Scan the data. Collect each line that contains the word "Cicero".

• Extracted records:

+++

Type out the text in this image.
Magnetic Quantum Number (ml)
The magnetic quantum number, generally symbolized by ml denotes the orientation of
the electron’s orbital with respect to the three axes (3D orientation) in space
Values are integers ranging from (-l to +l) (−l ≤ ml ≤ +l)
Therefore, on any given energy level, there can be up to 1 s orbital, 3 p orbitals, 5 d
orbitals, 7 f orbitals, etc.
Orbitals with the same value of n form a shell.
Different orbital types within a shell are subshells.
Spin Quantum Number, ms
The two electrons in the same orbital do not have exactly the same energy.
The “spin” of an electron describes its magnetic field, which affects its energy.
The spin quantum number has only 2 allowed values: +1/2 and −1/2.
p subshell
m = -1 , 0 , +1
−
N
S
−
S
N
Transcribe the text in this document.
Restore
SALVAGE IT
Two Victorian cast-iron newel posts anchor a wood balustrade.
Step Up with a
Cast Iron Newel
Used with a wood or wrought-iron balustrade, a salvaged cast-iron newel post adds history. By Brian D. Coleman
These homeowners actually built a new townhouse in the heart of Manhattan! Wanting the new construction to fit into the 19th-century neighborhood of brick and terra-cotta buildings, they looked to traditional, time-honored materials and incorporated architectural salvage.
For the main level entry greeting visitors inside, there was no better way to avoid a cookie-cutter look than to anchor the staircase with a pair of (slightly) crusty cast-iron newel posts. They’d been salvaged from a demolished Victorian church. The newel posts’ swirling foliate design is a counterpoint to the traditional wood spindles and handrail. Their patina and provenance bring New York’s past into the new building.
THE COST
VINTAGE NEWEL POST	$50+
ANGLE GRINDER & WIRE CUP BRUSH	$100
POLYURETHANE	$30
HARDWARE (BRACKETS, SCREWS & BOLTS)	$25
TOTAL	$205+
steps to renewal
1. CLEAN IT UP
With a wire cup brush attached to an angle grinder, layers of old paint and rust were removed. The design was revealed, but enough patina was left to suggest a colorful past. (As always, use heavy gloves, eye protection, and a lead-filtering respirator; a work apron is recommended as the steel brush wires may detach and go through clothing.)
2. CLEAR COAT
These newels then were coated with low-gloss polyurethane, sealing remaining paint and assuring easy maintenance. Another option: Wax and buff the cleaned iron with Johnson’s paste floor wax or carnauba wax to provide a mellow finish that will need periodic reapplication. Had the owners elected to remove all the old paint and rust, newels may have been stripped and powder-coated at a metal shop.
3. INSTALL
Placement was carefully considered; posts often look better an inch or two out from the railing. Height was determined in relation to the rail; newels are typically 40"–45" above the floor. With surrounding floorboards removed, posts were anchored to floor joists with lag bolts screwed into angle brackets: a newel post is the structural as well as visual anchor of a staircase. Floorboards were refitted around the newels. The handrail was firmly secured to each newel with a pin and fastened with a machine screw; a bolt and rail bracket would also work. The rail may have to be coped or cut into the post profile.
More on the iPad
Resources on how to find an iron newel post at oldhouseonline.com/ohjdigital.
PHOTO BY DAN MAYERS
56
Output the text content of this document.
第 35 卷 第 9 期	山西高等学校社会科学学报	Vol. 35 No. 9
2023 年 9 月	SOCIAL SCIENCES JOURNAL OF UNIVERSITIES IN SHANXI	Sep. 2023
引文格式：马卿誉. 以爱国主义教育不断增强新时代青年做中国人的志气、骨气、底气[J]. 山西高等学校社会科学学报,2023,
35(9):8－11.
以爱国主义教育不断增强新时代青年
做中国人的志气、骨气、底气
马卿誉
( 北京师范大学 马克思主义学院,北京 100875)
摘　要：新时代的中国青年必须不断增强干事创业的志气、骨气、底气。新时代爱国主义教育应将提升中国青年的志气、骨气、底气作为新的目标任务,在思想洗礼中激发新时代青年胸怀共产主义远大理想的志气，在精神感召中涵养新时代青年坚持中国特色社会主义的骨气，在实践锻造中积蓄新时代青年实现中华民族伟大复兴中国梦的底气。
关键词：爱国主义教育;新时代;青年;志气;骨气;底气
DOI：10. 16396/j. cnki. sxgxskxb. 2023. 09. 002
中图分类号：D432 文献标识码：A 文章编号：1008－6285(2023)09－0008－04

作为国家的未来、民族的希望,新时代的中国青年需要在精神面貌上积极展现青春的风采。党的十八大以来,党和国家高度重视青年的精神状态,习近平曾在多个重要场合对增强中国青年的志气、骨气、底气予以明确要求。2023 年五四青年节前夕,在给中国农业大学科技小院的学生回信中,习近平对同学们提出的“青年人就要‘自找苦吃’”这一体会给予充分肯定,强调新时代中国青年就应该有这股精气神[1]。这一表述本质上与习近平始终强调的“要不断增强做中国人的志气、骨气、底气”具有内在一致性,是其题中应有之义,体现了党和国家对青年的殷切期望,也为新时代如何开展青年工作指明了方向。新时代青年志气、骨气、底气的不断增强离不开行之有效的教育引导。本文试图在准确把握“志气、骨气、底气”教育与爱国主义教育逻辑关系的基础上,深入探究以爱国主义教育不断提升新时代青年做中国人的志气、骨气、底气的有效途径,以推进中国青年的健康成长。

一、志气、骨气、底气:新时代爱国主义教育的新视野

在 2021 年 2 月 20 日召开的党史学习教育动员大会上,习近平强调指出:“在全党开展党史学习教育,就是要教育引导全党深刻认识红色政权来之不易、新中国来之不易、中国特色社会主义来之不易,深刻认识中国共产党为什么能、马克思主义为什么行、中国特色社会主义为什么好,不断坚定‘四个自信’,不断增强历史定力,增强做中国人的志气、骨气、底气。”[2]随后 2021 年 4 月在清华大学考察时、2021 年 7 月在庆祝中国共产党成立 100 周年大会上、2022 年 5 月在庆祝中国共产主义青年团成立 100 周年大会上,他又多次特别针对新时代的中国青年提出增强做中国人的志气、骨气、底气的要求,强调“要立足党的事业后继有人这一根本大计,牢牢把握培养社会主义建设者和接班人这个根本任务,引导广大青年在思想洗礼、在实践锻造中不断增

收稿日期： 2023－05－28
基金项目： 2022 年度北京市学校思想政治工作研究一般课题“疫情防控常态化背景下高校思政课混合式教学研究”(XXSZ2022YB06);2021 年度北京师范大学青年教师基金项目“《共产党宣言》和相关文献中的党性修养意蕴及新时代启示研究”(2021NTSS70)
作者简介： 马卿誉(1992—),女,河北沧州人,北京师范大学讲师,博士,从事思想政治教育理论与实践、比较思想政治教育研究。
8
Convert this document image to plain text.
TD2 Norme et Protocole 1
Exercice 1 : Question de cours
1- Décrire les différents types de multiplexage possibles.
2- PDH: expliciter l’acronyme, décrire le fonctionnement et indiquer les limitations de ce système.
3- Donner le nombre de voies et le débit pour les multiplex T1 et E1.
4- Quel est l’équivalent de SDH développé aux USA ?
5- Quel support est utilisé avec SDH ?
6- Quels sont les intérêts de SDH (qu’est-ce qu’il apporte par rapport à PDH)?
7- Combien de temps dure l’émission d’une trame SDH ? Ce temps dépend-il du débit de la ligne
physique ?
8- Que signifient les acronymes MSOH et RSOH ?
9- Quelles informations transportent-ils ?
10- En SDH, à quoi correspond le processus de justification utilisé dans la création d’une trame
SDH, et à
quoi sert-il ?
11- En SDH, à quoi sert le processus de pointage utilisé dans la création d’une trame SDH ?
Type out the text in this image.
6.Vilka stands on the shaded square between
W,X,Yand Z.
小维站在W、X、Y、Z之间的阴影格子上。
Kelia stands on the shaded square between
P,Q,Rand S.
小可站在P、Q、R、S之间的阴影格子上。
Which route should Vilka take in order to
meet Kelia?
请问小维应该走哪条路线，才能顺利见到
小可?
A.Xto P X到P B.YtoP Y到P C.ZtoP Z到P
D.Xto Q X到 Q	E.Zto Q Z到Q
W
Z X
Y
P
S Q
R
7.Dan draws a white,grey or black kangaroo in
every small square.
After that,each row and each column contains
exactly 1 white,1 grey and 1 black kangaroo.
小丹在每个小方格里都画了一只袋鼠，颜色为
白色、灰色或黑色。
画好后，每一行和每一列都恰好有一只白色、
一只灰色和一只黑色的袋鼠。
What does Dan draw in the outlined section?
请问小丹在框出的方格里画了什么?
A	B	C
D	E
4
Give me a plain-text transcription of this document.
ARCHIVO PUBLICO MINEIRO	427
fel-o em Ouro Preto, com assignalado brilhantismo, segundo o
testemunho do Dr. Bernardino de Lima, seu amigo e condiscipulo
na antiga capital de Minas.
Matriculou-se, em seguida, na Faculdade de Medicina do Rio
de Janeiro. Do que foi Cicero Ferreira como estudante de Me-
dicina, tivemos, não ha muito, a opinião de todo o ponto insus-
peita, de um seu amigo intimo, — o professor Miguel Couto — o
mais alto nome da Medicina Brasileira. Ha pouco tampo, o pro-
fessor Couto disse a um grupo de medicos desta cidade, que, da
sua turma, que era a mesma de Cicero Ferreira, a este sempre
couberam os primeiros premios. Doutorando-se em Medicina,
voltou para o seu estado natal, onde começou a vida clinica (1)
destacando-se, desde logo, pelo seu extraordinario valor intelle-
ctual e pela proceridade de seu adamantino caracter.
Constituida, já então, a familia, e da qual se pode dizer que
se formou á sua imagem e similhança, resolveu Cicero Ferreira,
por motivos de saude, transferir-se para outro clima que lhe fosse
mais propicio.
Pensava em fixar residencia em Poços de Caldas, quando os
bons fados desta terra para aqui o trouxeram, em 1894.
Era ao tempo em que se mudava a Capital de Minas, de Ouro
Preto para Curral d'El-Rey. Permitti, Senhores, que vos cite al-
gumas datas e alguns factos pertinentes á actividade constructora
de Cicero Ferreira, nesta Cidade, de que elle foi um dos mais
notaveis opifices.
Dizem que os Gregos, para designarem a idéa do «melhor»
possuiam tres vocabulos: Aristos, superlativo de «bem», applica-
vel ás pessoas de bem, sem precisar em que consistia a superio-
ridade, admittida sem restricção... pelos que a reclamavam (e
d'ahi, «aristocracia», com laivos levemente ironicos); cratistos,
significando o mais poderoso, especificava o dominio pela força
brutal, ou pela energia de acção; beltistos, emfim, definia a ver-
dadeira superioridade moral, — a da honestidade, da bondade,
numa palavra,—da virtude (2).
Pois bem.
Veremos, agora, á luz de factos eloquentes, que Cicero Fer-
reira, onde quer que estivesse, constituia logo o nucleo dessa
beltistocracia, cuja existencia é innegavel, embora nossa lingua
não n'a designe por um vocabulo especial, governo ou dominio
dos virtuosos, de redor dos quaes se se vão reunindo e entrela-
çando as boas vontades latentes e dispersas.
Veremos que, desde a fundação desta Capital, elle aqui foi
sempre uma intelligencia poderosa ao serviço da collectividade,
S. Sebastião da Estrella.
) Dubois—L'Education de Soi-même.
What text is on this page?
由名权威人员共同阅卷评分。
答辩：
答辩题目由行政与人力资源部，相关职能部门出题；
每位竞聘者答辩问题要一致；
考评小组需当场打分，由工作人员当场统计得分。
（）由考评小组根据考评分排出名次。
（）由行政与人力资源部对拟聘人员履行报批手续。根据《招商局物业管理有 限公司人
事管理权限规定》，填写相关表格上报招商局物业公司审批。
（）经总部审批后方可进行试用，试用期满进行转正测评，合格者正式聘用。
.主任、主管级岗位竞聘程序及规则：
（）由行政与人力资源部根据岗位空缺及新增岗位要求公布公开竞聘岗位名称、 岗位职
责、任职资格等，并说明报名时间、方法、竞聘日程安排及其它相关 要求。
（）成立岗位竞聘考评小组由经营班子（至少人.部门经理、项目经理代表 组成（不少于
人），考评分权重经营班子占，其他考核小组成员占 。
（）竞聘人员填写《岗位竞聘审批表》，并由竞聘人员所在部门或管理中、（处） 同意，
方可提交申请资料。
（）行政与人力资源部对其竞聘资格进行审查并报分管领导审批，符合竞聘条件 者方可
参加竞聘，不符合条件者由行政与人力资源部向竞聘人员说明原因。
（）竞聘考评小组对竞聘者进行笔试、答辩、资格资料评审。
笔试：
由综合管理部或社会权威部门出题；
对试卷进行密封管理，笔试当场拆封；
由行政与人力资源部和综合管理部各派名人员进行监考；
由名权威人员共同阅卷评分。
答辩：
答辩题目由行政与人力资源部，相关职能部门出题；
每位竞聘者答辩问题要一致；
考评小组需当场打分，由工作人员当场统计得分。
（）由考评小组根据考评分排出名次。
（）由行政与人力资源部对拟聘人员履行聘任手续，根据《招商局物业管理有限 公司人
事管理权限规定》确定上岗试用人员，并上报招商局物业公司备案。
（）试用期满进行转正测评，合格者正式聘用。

+++

• Response to the exercise:
de Janeiro. Do que foi Cicero Ferreira como estudante de Me-
sua turma, que era a mesma de Cicero Ferreira, a este sempre
se formou á sua imagem e similhança, resolveu Cicero Ferreira,
de Cicero Ferreira, nesta Cidade, de que elle foi um dos mais
Veremos, agora, á luz de factos eloquentes, que Cicero Fer-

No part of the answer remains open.